• Task statement
From the listing below, return each line that includes "Specification".

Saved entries
◇ ◇ ◇ ◇ ◇
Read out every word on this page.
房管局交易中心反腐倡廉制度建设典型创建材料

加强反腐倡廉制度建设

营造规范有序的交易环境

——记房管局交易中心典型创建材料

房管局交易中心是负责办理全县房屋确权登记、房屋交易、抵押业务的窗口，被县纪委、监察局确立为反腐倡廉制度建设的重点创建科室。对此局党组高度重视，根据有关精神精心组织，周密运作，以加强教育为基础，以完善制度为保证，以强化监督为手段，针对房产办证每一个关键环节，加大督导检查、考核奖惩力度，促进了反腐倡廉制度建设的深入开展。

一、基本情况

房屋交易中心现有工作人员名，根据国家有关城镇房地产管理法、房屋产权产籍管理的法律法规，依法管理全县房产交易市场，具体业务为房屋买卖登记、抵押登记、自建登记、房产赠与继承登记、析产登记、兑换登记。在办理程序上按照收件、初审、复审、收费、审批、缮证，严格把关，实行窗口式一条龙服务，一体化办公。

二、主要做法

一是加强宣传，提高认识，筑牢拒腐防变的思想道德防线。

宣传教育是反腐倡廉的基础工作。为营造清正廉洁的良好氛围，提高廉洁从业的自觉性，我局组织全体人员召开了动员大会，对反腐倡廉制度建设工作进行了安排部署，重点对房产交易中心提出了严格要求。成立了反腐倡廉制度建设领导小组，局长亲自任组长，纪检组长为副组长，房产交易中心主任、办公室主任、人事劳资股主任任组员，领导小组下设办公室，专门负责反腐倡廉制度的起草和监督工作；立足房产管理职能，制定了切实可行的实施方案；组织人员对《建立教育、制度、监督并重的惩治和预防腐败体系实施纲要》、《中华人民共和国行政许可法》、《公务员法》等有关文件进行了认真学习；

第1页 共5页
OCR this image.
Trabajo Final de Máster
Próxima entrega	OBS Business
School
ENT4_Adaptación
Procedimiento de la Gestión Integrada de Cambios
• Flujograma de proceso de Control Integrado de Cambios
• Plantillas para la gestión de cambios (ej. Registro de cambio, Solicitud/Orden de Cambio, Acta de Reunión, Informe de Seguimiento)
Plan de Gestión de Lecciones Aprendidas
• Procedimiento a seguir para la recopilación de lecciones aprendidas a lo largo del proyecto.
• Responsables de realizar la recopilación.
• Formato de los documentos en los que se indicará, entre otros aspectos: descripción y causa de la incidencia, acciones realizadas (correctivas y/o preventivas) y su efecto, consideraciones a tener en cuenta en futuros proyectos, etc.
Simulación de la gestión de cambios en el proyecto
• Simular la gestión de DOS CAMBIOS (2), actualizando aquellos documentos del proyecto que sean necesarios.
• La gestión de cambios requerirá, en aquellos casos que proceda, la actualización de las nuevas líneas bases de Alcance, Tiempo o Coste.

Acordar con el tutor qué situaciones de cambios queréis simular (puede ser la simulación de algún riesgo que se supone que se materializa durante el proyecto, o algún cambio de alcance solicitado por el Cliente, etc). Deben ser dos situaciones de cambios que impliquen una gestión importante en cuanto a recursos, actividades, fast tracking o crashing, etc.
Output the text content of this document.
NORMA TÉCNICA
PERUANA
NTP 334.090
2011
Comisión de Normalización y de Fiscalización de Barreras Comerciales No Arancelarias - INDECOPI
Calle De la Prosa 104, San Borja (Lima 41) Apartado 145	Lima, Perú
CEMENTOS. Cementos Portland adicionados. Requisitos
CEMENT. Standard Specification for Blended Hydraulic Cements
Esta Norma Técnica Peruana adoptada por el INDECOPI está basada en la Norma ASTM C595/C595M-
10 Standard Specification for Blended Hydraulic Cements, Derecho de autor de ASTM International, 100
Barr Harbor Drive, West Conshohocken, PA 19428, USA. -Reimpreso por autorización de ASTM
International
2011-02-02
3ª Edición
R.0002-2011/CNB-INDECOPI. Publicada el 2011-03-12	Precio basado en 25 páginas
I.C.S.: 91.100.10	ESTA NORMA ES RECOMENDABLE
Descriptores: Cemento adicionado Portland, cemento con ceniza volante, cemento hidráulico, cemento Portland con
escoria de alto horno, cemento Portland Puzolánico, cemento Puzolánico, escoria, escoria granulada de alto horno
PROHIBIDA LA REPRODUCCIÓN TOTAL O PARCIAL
◇ ◇ ◇ ◇ ◇
• Reply
CEMENT. Standard Specification for Blended Hydraulic Cements
10 Standard Specification for Blended Hydraulic Cements, Derecho de autor de ASTM International, 100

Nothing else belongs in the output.